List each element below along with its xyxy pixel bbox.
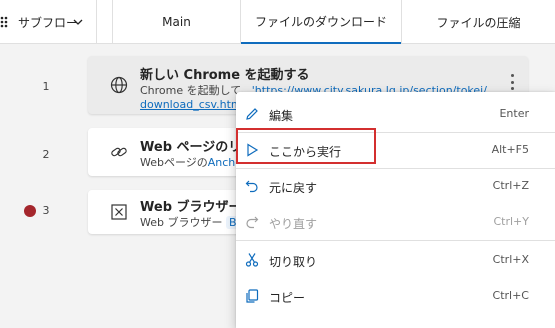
subflows-dropdown[interactable]: サブフロー [0,0,96,44]
chevron-down-icon [73,19,83,25]
menu-item-shortcut: Enter [499,107,529,120]
step-description-text: Webページの [140,156,208,169]
tab-file-compress[interactable]: ファイルの圧縮 [402,0,555,44]
menu-item-cut[interactable]: 切り取り Ctrl+X [236,242,555,278]
menu-item-shortcut: Ctrl+X [492,253,529,266]
top-bar: サブフロー Main ファイルのダウンロード ファイルの圧縮 [0,0,555,44]
line-number: 2 [42,148,50,161]
line-number: 3 [42,204,50,217]
link-icon [111,147,127,157]
menu-item-label: 元に戻す [269,181,318,195]
menu-divider [236,240,555,241]
tab-label: Main [162,15,191,29]
tab-label: ファイルのダウンロード [254,14,387,29]
step-description-text: Chrome を起動して、 [140,84,252,97]
menu-item-edit[interactable]: 編集 Enter [236,96,555,132]
breakpoint-indicator[interactable] [24,205,36,217]
tab-label: ファイルの圧縮 [436,15,521,30]
subflows-label: サブフロー [18,15,79,30]
divider [96,0,97,44]
menu-item-undo[interactable]: 元に戻す Ctrl+Z [236,168,555,204]
menu-item-label: 切り取り [269,255,318,269]
undo-icon [245,180,258,193]
menu-item-copy[interactable]: コピー Ctrl+C [236,278,555,314]
step-description: Web ブラウザー Bro [140,214,251,230]
close-box-icon [111,204,127,220]
menu-item-shortcut: Ctrl+Y [493,215,529,228]
step-title: 新しい Chrome を起動する [140,68,310,83]
step-card-close-browser[interactable]: Web ブラウザーを閉 Web ブラウザー Bro [88,190,268,234]
scissors-icon [245,253,259,267]
menu-item-shortcut: Ctrl+C [492,289,529,302]
menu-item-label: コピー [269,291,306,305]
menu-item-redo[interactable]: やり直す Ctrl+Y [236,204,555,240]
menu-item-label: 編集 [269,109,294,123]
pencil-icon [246,108,258,120]
more-options-icon[interactable] [504,70,520,94]
tab-file-download[interactable]: ファイルのダウンロード [241,0,401,44]
flow-designer: サブフロー Main ファイルのダウンロード ファイルの圧縮 1 新しい Chr… [0,0,555,328]
step-description-line2: download_csv.html' [140,98,248,111]
menu-item-label: やり直す [269,217,318,231]
line-number: 1 [42,80,50,93]
step-description-text: Web ブラウザー [140,216,223,229]
globe-icon [110,76,128,94]
tab-main[interactable]: Main [113,0,240,44]
menu-item-shortcut: Ctrl+Z [492,179,529,192]
step-card-web-link[interactable]: Web ページのリンク WebページのAncho [88,128,267,176]
url-link-continued[interactable]: download_csv.html' [140,98,248,111]
subflow-icon [0,16,8,28]
redo-icon [246,216,259,229]
highlight-box [236,128,376,164]
copy-icon [246,289,259,303]
step-description: WebページのAncho [140,154,242,170]
menu-item-shortcut: Alt+F5 [491,143,529,156]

▶ **Exercise instructions**
Quote the lines above exactly, everything from the line containing "subflows-dropdown[interactable]: サブフロー [0,0,96,44]" down to the line containing "menu-item-shortcut: Ctrl+X [492,253,529,266]", with both of those lines included.

▶ **Response**
subflows-dropdown[interactable]: サブフロー [0,0,96,44]
chevron-down-icon [73,19,83,25]
menu-item-shortcut: Enter [499,107,529,120]
step-description-text: Webページの [140,156,208,169]
tab-file-compress[interactable]: ファイルの圧縮 [402,0,555,44]
menu-item-cut[interactable]: 切り取り Ctrl+X [236,242,555,278]
menu-item-shortcut: Ctrl+X [492,253,529,266]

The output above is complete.